■ Entries from a dataset
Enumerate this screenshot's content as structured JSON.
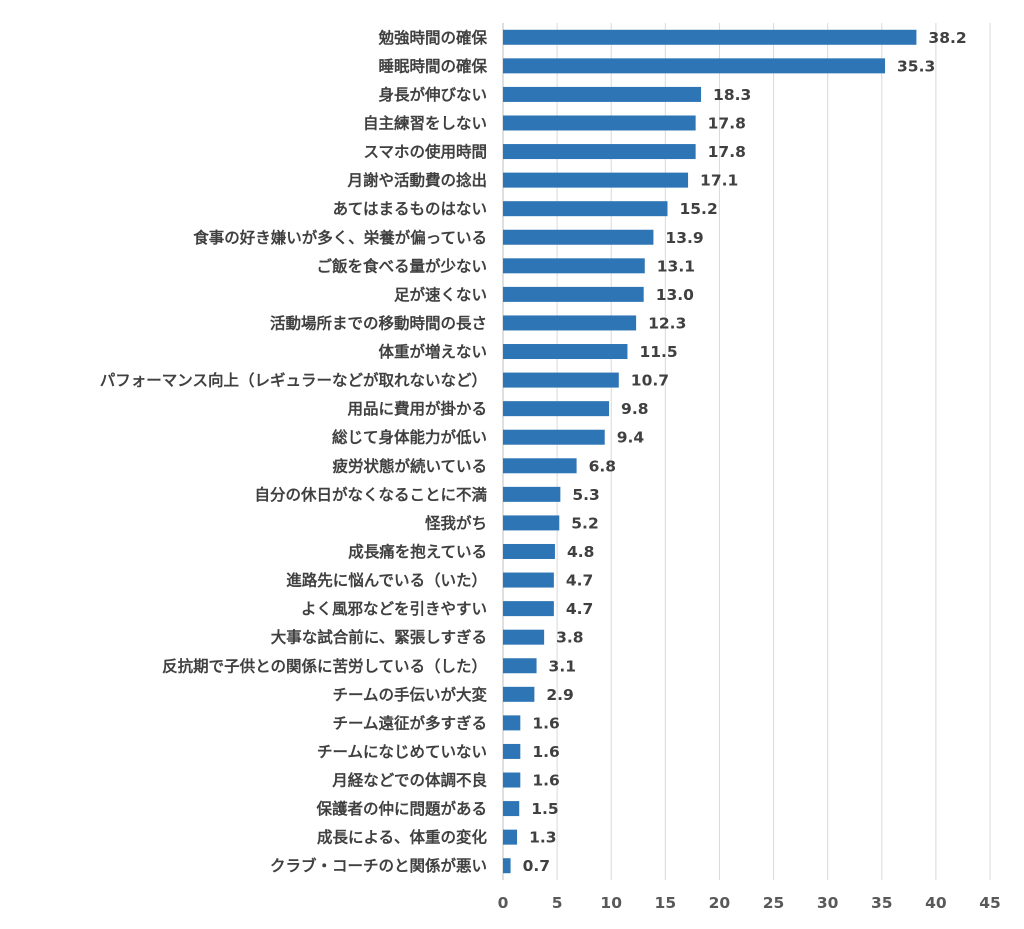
{
  "chart_data": {
    "type": "bar",
    "orientation": "horizontal",
    "bar_color": "#2e75b6",
    "text_color": "#404040",
    "grid": true,
    "xlim": [
      0,
      45
    ],
    "x_ticks": [
      0,
      5,
      10,
      15,
      20,
      25,
      30,
      35,
      40,
      45
    ],
    "title": "",
    "xlabel": "",
    "ylabel": "",
    "categories": [
      "勉強時間の確保",
      "睡眠時間の確保",
      "身長が伸びない",
      "自主練習をしない",
      "スマホの使用時間",
      "月謝や活動費の捻出",
      "あてはまるものはない",
      "食事の好き嫌いが多く、栄養が偏っている",
      "ご飯を食べる量が少ない",
      "足が速くない",
      "活動場所までの移動時間の長さ",
      "体重が増えない",
      "パフォーマンス向上（レギュラーなどが取れないなど）",
      "用品に費用が掛かる",
      "総じて身体能力が低い",
      "疲労状態が続いている",
      "自分の休日がなくなることに不満",
      "怪我がち",
      "成長痛を抱えている",
      "進路先に悩んでいる（いた）",
      "よく風邪などを引きやすい",
      "大事な試合前に、緊張しすぎる",
      "反抗期で子供との関係に苦労している（した）",
      "チームの手伝いが大変",
      "チーム遠征が多すぎる",
      "チームになじめていない",
      "月経などでの体調不良",
      "保護者の仲に問題がある",
      "成長による、体重の変化",
      "クラブ・コーチのと関係が悪い"
    ],
    "values": [
      38.2,
      35.3,
      18.3,
      17.8,
      17.8,
      17.1,
      15.2,
      13.9,
      13.1,
      13.0,
      12.3,
      11.5,
      10.7,
      9.8,
      9.4,
      6.8,
      5.3,
      5.2,
      4.8,
      4.7,
      4.7,
      3.8,
      3.1,
      2.9,
      1.6,
      1.6,
      1.6,
      1.5,
      1.3,
      0.7
    ],
    "value_labels": [
      "38.2",
      "35.3",
      "18.3",
      "17.8",
      "17.8",
      "17.1",
      "15.2",
      "13.9",
      "13.1",
      "13.0",
      "12.3",
      "11.5",
      "10.7",
      "9.8",
      "9.4",
      "6.8",
      "5.3",
      "5.2",
      "4.8",
      "4.7",
      "4.7",
      "3.8",
      "3.1",
      "2.9",
      "1.6",
      "1.6",
      "1.6",
      "1.5",
      "1.3",
      "0.7"
    ]
  }
}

■ Goal of the exercise
Can you restate all the records above word for word while dropping the pictures?

■ Reply
Enumerate this screenshot's content as structured JSON.
{
  "chart_data": {
    "type": "bar",
    "orientation": "horizontal",
    "bar_color": "#2e75b6",
    "text_color": "#404040",
    "grid": true,
    "xlim": [
      0,
      45
    ],
    "x_ticks": [
      0,
      5,
      10,
      15,
      20,
      25,
      30,
      35,
      40,
      45
    ],
    "title": "",
    "xlabel": "",
    "ylabel": "",
    "categories": [
      "勉強時間の確保",
      "睡眠時間の確保",
      "身長が伸びない",
      "自主練習をしない",
      "スマホの使用時間",
      "月謝や活動費の捻出",
      "あてはまるものはない",
      "食事の好き嫌いが多く、栄養が偏っている",
      "ご飯を食べる量が少ない",
      "足が速くない",
      "活動場所までの移動時間の長さ",
      "体重が増えない",
      "パフォーマンス向上（レギュラーなどが取れないなど）",
      "用品に費用が掛かる",
      "総じて身体能力が低い",
      "疲労状態が続いている",
      "自分の休日がなくなることに不満",
      "怪我がち",
      "成長痛を抱えている",
      "進路先に悩んでいる（いた）",
      "よく風邪などを引きやすい",
      "大事な試合前に、緊張しすぎる",
      "反抗期で子供との関係に苦労している（した）",
      "チームの手伝いが大変",
      "チーム遠征が多すぎる",
      "チームになじめていない",
      "月経などでの体調不良",
      "保護者の仲に問題がある",
      "成長による、体重の変化",
      "クラブ・コーチのと関係が悪い"
    ],
    "values": [
      38.2,
      35.3,
      18.3,
      17.8,
      17.8,
      17.1,
      15.2,
      13.9,
      13.1,
      13.0,
      12.3,
      11.5,
      10.7,
      9.8,
      9.4,
      6.8,
      5.3,
      5.2,
      4.8,
      4.7,
      4.7,
      3.8,
      3.1,
      2.9,
      1.6,
      1.6,
      1.6,
      1.5,
      1.3,
      0.7
    ],
    "value_labels": [
      "38.2",
      "35.3",
      "18.3",
      "17.8",
      "17.8",
      "17.1",
      "15.2",
      "13.9",
      "13.1",
      "13.0",
      "12.3",
      "11.5",
      "10.7",
      "9.8",
      "9.4",
      "6.8",
      "5.3",
      "5.2",
      "4.8",
      "4.7",
      "4.7",
      "3.8",
      "3.1",
      "2.9",
      "1.6",
      "1.6",
      "1.6",
      "1.5",
      "1.3",
      "0.7"
    ]
  }
}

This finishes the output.